> _EXERCISE INSTRUCTIONS_
Reproduce all of the listing below without alteration.

[start of INPUT]

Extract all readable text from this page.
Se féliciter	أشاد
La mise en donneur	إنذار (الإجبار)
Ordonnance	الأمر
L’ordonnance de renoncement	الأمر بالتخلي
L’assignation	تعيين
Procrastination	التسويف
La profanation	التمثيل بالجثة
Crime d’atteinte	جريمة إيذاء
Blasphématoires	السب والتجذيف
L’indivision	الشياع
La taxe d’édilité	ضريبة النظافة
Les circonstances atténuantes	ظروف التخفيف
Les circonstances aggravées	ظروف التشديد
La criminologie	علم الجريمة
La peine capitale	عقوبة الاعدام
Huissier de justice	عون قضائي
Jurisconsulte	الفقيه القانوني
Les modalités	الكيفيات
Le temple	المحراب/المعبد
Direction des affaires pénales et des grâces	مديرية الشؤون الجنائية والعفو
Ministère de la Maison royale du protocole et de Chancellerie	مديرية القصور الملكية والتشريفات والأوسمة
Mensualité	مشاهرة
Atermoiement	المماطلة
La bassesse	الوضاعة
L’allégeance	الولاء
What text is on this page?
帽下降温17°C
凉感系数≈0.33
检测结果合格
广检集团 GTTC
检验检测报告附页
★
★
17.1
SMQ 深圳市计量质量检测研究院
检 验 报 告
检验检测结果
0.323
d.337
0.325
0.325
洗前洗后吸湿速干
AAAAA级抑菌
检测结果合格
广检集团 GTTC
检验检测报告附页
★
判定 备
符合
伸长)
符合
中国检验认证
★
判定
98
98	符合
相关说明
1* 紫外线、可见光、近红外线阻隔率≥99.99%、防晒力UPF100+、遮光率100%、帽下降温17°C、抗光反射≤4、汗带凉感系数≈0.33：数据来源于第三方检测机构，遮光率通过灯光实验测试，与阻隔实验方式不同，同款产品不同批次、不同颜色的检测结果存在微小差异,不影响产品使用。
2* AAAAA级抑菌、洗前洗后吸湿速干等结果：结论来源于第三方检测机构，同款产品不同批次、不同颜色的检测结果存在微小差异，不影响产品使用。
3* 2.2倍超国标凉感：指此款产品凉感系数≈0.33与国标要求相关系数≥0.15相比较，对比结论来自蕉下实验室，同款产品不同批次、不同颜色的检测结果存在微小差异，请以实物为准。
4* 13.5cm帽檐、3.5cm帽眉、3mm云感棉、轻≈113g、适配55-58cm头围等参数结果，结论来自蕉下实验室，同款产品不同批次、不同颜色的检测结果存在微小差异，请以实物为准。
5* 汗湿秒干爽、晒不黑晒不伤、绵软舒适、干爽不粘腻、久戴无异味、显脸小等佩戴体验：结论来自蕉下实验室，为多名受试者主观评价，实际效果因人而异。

[end of INPUT]

> _EXERCISE SOLUTION_
Extract all readable text from this page.
Se féliciter	أشاد
La mise en donneur	إنذار (الإجبار)
Ordonnance	الأمر
L’ordonnance de renoncement	الأمر بالتخلي
L’assignation	تعيين
Procrastination	التسويف
La profanation	التمثيل بالجثة
Crime d’atteinte	جريمة إيذاء
Blasphématoires	السب والتجذيف
L’indivision	الشياع
La taxe d’édilité	ضريبة النظافة
Les circonstances atténuantes	ظروف التخفيف
Les circonstances aggravées	ظروف التشديد
La criminologie	علم الجريمة
La peine capitale	عقوبة الاعدام
Huissier de justice	عون قضائي
Jurisconsulte	الفقيه القانوني
Les modalités	الكيفيات
Le temple	المحراب/المعبد
Direction des affaires pénales et des grâces	مديرية الشؤون الجنائية والعفو
Ministère de la Maison royale du protocole et de Chancellerie	مديرية القصور الملكية والتشريفات والأوسمة
Mensualité	مشاهرة
Atermoiement	المماطلة
La bassesse	الوضاعة
L’allégeance	الولاء
What text is on this page?
帽下降温17°C
凉感系数≈0.33
检测结果合格
广检集团 GTTC
检验检测报告附页
★
★
17.1
SMQ 深圳市计量质量检测研究院
检 验 报 告
检验检测结果
0.323
d.337
0.325
0.325
洗前洗后吸湿速干
AAAAA级抑菌
检测结果合格
广检集团 GTTC
检验检测报告附页
★
判定 备
符合
伸长)
符合
中国检验认证
★
判定
98
98	符合
相关说明
1* 紫外线、可见光、近红外线阻隔率≥99.99%、防晒力UPF100+、遮光率100%、帽下降温17°C、抗光反射≤4、汗带凉感系数≈0.33：数据来源于第三方检测机构，遮光率通过灯光实验测试，与阻隔实验方式不同，同款产品不同批次、不同颜色的检测结果存在微小差异,不影响产品使用。
2* AAAAA级抑菌、洗前洗后吸湿速干等结果：结论来源于第三方检测机构，同款产品不同批次、不同颜色的检测结果存在微小差异，不影响产品使用。
3* 2.2倍超国标凉感：指此款产品凉感系数≈0.33与国标要求相关系数≥0.15相比较，对比结论来自蕉下实验室，同款产品不同批次、不同颜色的检测结果存在微小差异，请以实物为准。
4* 13.5cm帽檐、3.5cm帽眉、3mm云感棉、轻≈113g、适配55-58cm头围等参数结果，结论来自蕉下实验室，同款产品不同批次、不同颜色的检测结果存在微小差异，请以实物为准。
5* 汗湿秒干爽、晒不黑晒不伤、绵软舒适、干爽不粘腻、久戴无异味、显脸小等佩戴体验：结论来自蕉下实验室，为多名受试者主观评价，实际效果因人而异。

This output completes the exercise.